Copy each record exactly as it reads, leaving out any pictures it holds.

■ ■ ■

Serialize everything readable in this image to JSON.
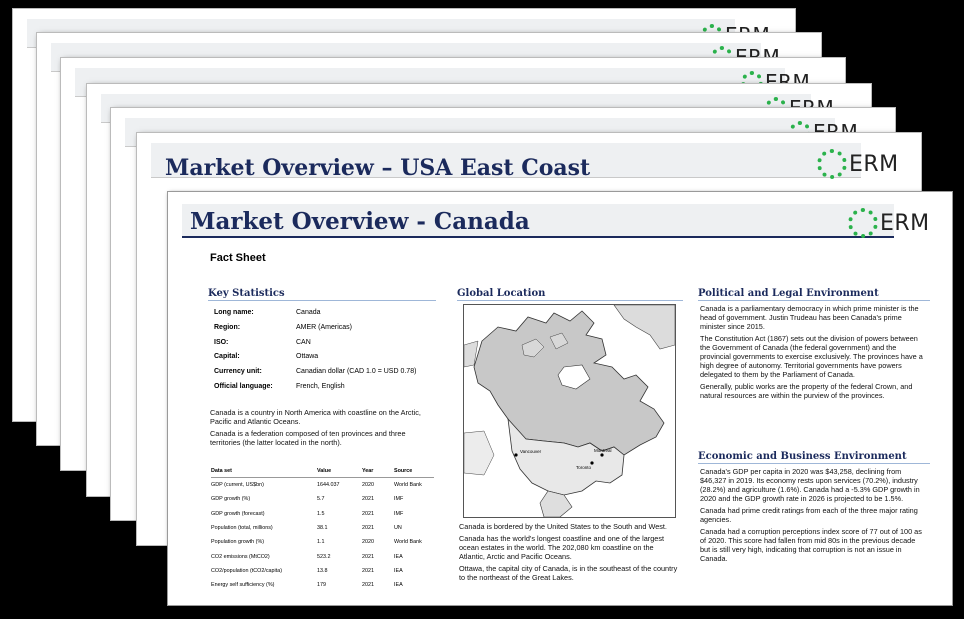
{
  "back_slides": [
    {
      "logo_text": "ERM"
    },
    {
      "logo_text": "ERM"
    },
    {
      "logo_text": "ERM"
    },
    {
      "logo_text": "ERM"
    },
    {
      "logo_text": "ERM"
    }
  ],
  "second_slide": {
    "title": "Market Overview – USA East Coast",
    "logo_text": "ERM"
  },
  "front_slide": {
    "title": "Market Overview - Canada",
    "logo_text": "ERM",
    "fact_sheet": "Fact Sheet",
    "key_statistics": {
      "heading": "Key Statistics",
      "rows": [
        {
          "label": "Long name:",
          "value": "Canada"
        },
        {
          "label": "Region:",
          "value": "AMER (Americas)"
        },
        {
          "label": "ISO:",
          "value": "CAN"
        },
        {
          "label": "Capital:",
          "value": "Ottawa"
        },
        {
          "label": "Currency unit:",
          "value": "Canadian dollar (CAD 1.0 = USD 0.78)"
        },
        {
          "label": "Official language:",
          "value": "French, English"
        }
      ],
      "intro_1": "Canada is a country in North America with coastline on the Arctic, Pacific and Atlantic Oceans.",
      "intro_2": "Canada is a federation composed of ten provinces and three territories (the latter located in the north)."
    },
    "dataset": {
      "headers": [
        "Data set",
        "Value",
        "Year",
        "Source"
      ],
      "rows": [
        [
          "GDP (current, US$bn)",
          "1644.037",
          "2020",
          "World Bank"
        ],
        [
          "GDP growth (%)",
          "5.7",
          "2021",
          "IMF"
        ],
        [
          "GDP growth (forecast)",
          "1.5",
          "2021",
          "IMF"
        ],
        [
          "Population (total, millions)",
          "38.1",
          "2021",
          "UN"
        ],
        [
          "Population growth (%)",
          "1.1",
          "2020",
          "World Bank"
        ],
        [
          "CO2 emissions (MtCO2)",
          "523.2",
          "2021",
          "IEA"
        ],
        [
          "CO2/population (tCO2/capita)",
          "13.8",
          "2021",
          "IEA"
        ],
        [
          "Energy self sufficiency (%)",
          "179",
          "2021",
          "IEA"
        ]
      ]
    },
    "global_location": {
      "heading": "Global Location",
      "map_labels": [
        "Vancouver",
        "Montreal",
        "Toronto"
      ],
      "text_1": "Canada is bordered by the United States to the South and West.",
      "text_2": "Canada has the world's longest coastline and one of the largest ocean estates in the world. The 202,080 km coastline on the Atlantic, Arctic and Pacific Oceans.",
      "text_3": "Ottawa, the capital city of Canada, is in the southeast of the country to the northeast of the Great Lakes."
    },
    "political": {
      "heading": "Political and Legal Environment",
      "p1": "Canada is a parliamentary democracy in which prime minister is the head of government. Justin Trudeau has been Canada's prime minister since 2015.",
      "p2": "The Constitution Act (1867) sets out the division of powers between the Government of Canada (the federal government) and the provincial governments to exercise exclusively. The provinces have a high degree of autonomy. Territorial governments have powers delegated to them by the Parliament of Canada.",
      "p3": "Generally, public works are the property of the federal Crown, and natural resources are within the purview of the provinces."
    },
    "economic": {
      "heading": "Economic and Business Environment",
      "p1": "Canada's GDP per capita in 2020 was $43,258, declining from $46,327 in 2019. Its economy rests upon services (70.2%), industry (28.2%) and agriculture (1.6%). Canada had a -5.3% GDP growth in 2020 and the GDP growth rate in 2026 is projected to be 1.5%.",
      "p2": "Canada had prime credit ratings from each of the three major rating agencies.",
      "p3": "Canada had a corruption perceptions index score of 77 out of 100 as of 2020. This score had fallen from mid 80s in the previous decade but is still very high, indicating that corruption is not an issue in Canada."
    }
  }
}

■ ■ ■

▸ **Answer to this exercise**:
Serialize everything readable in this image to JSON.
{
  "back_slides": [
    {
      "logo_text": "ERM"
    },
    {
      "logo_text": "ERM"
    },
    {
      "logo_text": "ERM"
    },
    {
      "logo_text": "ERM"
    },
    {
      "logo_text": "ERM"
    }
  ],
  "second_slide": {
    "title": "Market Overview – USA East Coast",
    "logo_text": "ERM"
  },
  "front_slide": {
    "title": "Market Overview - Canada",
    "logo_text": "ERM",
    "fact_sheet": "Fact Sheet",
    "key_statistics": {
      "heading": "Key Statistics",
      "rows": [
        {
          "label": "Long name:",
          "value": "Canada"
        },
        {
          "label": "Region:",
          "value": "AMER (Americas)"
        },
        {
          "label": "ISO:",
          "value": "CAN"
        },
        {
          "label": "Capital:",
          "value": "Ottawa"
        },
        {
          "label": "Currency unit:",
          "value": "Canadian dollar (CAD 1.0 = USD 0.78)"
        },
        {
          "label": "Official language:",
          "value": "French, English"
        }
      ],
      "intro_1": "Canada is a country in North America with coastline on the Arctic, Pacific and Atlantic Oceans.",
      "intro_2": "Canada is a federation composed of ten provinces and three territories (the latter located in the north)."
    },
    "dataset": {
      "headers": [
        "Data set",
        "Value",
        "Year",
        "Source"
      ],
      "rows": [
        [
          "GDP (current, US$bn)",
          "1644.037",
          "2020",
          "World Bank"
        ],
        [
          "GDP growth (%)",
          "5.7",
          "2021",
          "IMF"
        ],
        [
          "GDP growth (forecast)",
          "1.5",
          "2021",
          "IMF"
        ],
        [
          "Population (total, millions)",
          "38.1",
          "2021",
          "UN"
        ],
        [
          "Population growth (%)",
          "1.1",
          "2020",
          "World Bank"
        ],
        [
          "CO2 emissions (MtCO2)",
          "523.2",
          "2021",
          "IEA"
        ],
        [
          "CO2/population (tCO2/capita)",
          "13.8",
          "2021",
          "IEA"
        ],
        [
          "Energy self sufficiency (%)",
          "179",
          "2021",
          "IEA"
        ]
      ]
    },
    "global_location": {
      "heading": "Global Location",
      "map_labels": [
        "Vancouver",
        "Montreal",
        "Toronto"
      ],
      "text_1": "Canada is bordered by the United States to the South and West.",
      "text_2": "Canada has the world's longest coastline and one of the largest ocean estates in the world. The 202,080 km coastline on the Atlantic, Arctic and Pacific Oceans.",
      "text_3": "Ottawa, the capital city of Canada, is in the southeast of the country to the northeast of the Great Lakes."
    },
    "political": {
      "heading": "Political and Legal Environment",
      "p1": "Canada is a parliamentary democracy in which prime minister is the head of government. Justin Trudeau has been Canada's prime minister since 2015.",
      "p2": "The Constitution Act (1867) sets out the division of powers between the Government of Canada (the federal government) and the provincial governments to exercise exclusively. The provinces have a high degree of autonomy. Territorial governments have powers delegated to them by the Parliament of Canada.",
      "p3": "Generally, public works are the property of the federal Crown, and natural resources are within the purview of the provinces."
    },
    "economic": {
      "heading": "Economic and Business Environment",
      "p1": "Canada's GDP per capita in 2020 was $43,258, declining from $46,327 in 2019. Its economy rests upon services (70.2%), industry (28.2%) and agriculture (1.6%). Canada had a -5.3% GDP growth in 2020 and the GDP growth rate in 2026 is projected to be 1.5%.",
      "p2": "Canada had prime credit ratings from each of the three major rating agencies.",
      "p3": "Canada had a corruption perceptions index score of 77 out of 100 as of 2020. This score had fallen from mid 80s in the previous decade but is still very high, indicating that corruption is not an issue in Canada."
    }
  }
}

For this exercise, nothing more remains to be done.